Source records =
------------
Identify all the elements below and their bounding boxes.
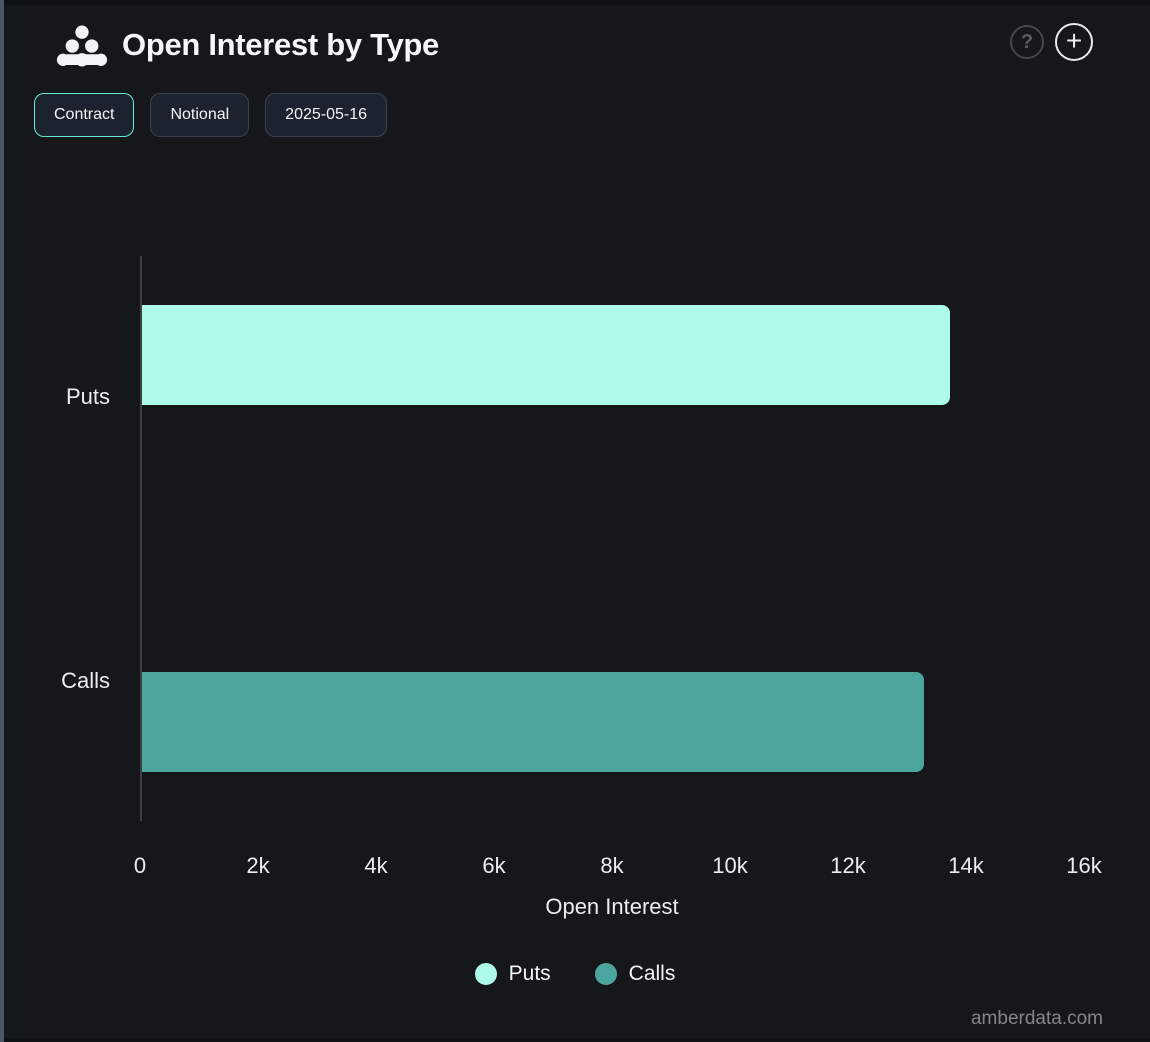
legend-label: Puts bbox=[508, 962, 551, 985]
x-axis-tick-14k: 14k bbox=[948, 853, 984, 878]
x-axis-tick-4k: 4k bbox=[364, 853, 388, 878]
y-axis-label-puts: Puts bbox=[65, 384, 110, 409]
question-mark-icon: ? bbox=[1020, 31, 1034, 53]
legend-item-calls[interactable]: Calls bbox=[594, 962, 676, 986]
left-edge-divider bbox=[0, 0, 4, 1042]
expiration-date-button[interactable]: 2025-05-16 bbox=[265, 93, 388, 137]
x-axis-tick-2k: 2k bbox=[246, 853, 270, 878]
notional-toggle-button[interactable]: Notional bbox=[150, 93, 250, 137]
bottom-edge-divider bbox=[0, 1038, 1150, 1042]
bar-puts[interactable] bbox=[142, 305, 950, 405]
legend-label: Calls bbox=[628, 962, 676, 985]
x-axis-tick-6k: 6k bbox=[482, 853, 506, 878]
legend-item-puts[interactable]: Puts bbox=[474, 962, 551, 986]
watermark: amberdata.com bbox=[970, 1008, 1103, 1029]
x-axis-tick-8k: 8k bbox=[600, 853, 624, 878]
help-button[interactable]: ? bbox=[1010, 25, 1044, 59]
x-axis-tick-10k: 10k bbox=[712, 853, 748, 878]
page-title: Open Interest by Type bbox=[122, 27, 439, 62]
x-axis-title: Open Interest bbox=[545, 894, 679, 919]
add-button[interactable]: + bbox=[1055, 23, 1093, 61]
chart-legend: Puts Calls bbox=[0, 962, 1150, 986]
bar-calls[interactable] bbox=[142, 672, 924, 772]
x-axis-tick-0: 0 bbox=[133, 853, 147, 878]
x-axis-tick-12k: 12k bbox=[830, 853, 866, 878]
plus-icon: + bbox=[1065, 24, 1083, 56]
toolbar: Contract Notional 2025-05-16 bbox=[34, 93, 388, 137]
y-axis-label-calls: Calls bbox=[61, 668, 110, 693]
x-axis-tick-16k: 16k bbox=[1066, 853, 1102, 878]
contract-toggle-button[interactable]: Contract bbox=[34, 93, 135, 137]
calls-legend-dot-icon bbox=[594, 963, 617, 985]
top-edge-divider bbox=[0, 0, 1150, 5]
puts-legend-dot-icon bbox=[474, 963, 497, 985]
amberdata-logo-icon bbox=[56, 25, 108, 67]
y-axis-line bbox=[140, 256, 142, 821]
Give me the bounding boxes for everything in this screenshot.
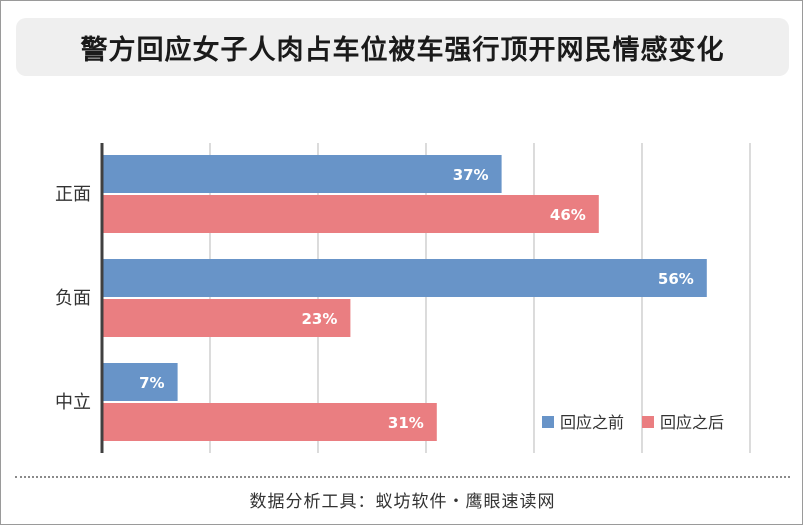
data-label: 23% (301, 310, 337, 328)
bar-before (102, 363, 178, 401)
chart-title: 警方回应女子人肉占车位被车强行顶开网民情感变化 (80, 34, 725, 66)
legend-label: 回应之前 (560, 413, 624, 432)
data-label: 31% (388, 414, 424, 432)
data-label: 7% (139, 374, 164, 392)
data-label: 37% (453, 166, 489, 184)
data-label: 46% (550, 206, 586, 224)
legend-swatch (542, 416, 554, 428)
data-label: 56% (658, 270, 694, 288)
bar-after (102, 195, 599, 233)
category-label: 负面 (55, 288, 91, 309)
category-label: 正面 (55, 184, 91, 205)
footer-source: 数据分析工具：蚁坊软件・鹰眼速读网 (249, 491, 556, 512)
footer-divider (15, 476, 790, 478)
title-banner: 警方回应女子人肉占车位被车强行顶开网民情感变化 (16, 18, 789, 76)
legend-swatch (642, 416, 654, 428)
bar-after (102, 403, 437, 441)
category-label: 中立 (55, 392, 91, 413)
bar-after (102, 299, 351, 337)
bar-before (102, 155, 502, 193)
legend-label: 回应之后 (660, 413, 724, 432)
bar-before (102, 259, 707, 297)
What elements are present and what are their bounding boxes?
------------
Written request = Reproduce every line of the records above without alteration, omitting the pictures.

Response =
Identify all the elements below and their bounding boxes.
legend-label: Puts bbox=[508, 962, 551, 985]
x-axis-tick-14k: 14k bbox=[948, 853, 984, 878]
x-axis-tick-4k: 4k bbox=[364, 853, 388, 878]
y-axis-label-puts: Puts bbox=[65, 384, 110, 409]
question-mark-icon: ? bbox=[1020, 31, 1034, 53]
legend-item-calls[interactable]: Calls bbox=[594, 962, 676, 986]
left-edge-divider bbox=[0, 0, 4, 1042]
expiration-date-button[interactable]: 2025-05-16 bbox=[265, 93, 388, 137]
x-axis-tick-2k: 2k bbox=[246, 853, 270, 878]
notional-toggle-button[interactable]: Notional bbox=[150, 93, 250, 137]
bottom-edge-divider bbox=[0, 1038, 1150, 1042]
bar-puts[interactable] bbox=[142, 305, 950, 405]
legend-label: Calls bbox=[628, 962, 676, 985]
x-axis-tick-6k: 6k bbox=[482, 853, 506, 878]
legend-item-puts[interactable]: Puts bbox=[474, 962, 551, 986]
watermark: amberdata.com bbox=[970, 1008, 1103, 1029]
x-axis-tick-8k: 8k bbox=[600, 853, 624, 878]
help-button[interactable]: ? bbox=[1010, 25, 1044, 59]
x-axis-tick-10k: 10k bbox=[712, 853, 748, 878]
page-title: Open Interest by Type bbox=[122, 27, 439, 62]
x-axis-title: Open Interest bbox=[545, 894, 679, 919]
add-button[interactable]: + bbox=[1055, 23, 1093, 61]
chart-legend: Puts Calls bbox=[0, 962, 1150, 986]
bar-calls[interactable] bbox=[142, 672, 924, 772]
x-axis-tick-0: 0 bbox=[133, 853, 147, 878]
x-axis-tick-12k: 12k bbox=[830, 853, 866, 878]
plus-icon: + bbox=[1065, 24, 1083, 56]
toolbar: Contract Notional 2025-05-16 bbox=[34, 93, 388, 137]
y-axis-label-calls: Calls bbox=[61, 668, 110, 693]
x-axis-tick-16k: 16k bbox=[1066, 853, 1102, 878]
contract-toggle-button[interactable]: Contract bbox=[34, 93, 135, 137]
calls-legend-dot-icon bbox=[594, 963, 617, 985]
top-edge-divider bbox=[0, 0, 1150, 5]
puts-legend-dot-icon bbox=[474, 963, 497, 985]
amberdata-logo-icon bbox=[56, 25, 108, 67]
y-axis-line bbox=[140, 256, 142, 821]
Give me the bounding boxes for everything in this screenshot.
data-label: 23% (301, 310, 337, 328)
bar-before (102, 363, 178, 401)
chart-title: 警方回应女子人肉占车位被车强行顶开网民情感变化 (80, 34, 725, 66)
legend-label: 回应之前 (560, 413, 624, 432)
data-label: 31% (388, 414, 424, 432)
data-label: 7% (139, 374, 164, 392)
data-label: 37% (453, 166, 489, 184)
data-label: 46% (550, 206, 586, 224)
legend-swatch (542, 416, 554, 428)
data-label: 56% (658, 270, 694, 288)
bar-after (102, 195, 599, 233)
category-label: 负面 (55, 288, 91, 309)
category-label: 正面 (55, 184, 91, 205)
footer-source: 数据分析工具：蚁坊软件・鹰眼速读网 (249, 491, 556, 512)
footer-divider (15, 476, 790, 478)
title-banner: 警方回应女子人肉占车位被车强行顶开网民情感变化 (16, 18, 789, 76)
legend-swatch (642, 416, 654, 428)
bar-after (102, 403, 437, 441)
category-label: 中立 (55, 392, 91, 413)
bar-after (102, 299, 351, 337)
bar-before (102, 155, 502, 193)
legend-label: 回应之后 (660, 413, 724, 432)
bar-before (102, 259, 707, 297)
What elements are present and what are their bounding boxes?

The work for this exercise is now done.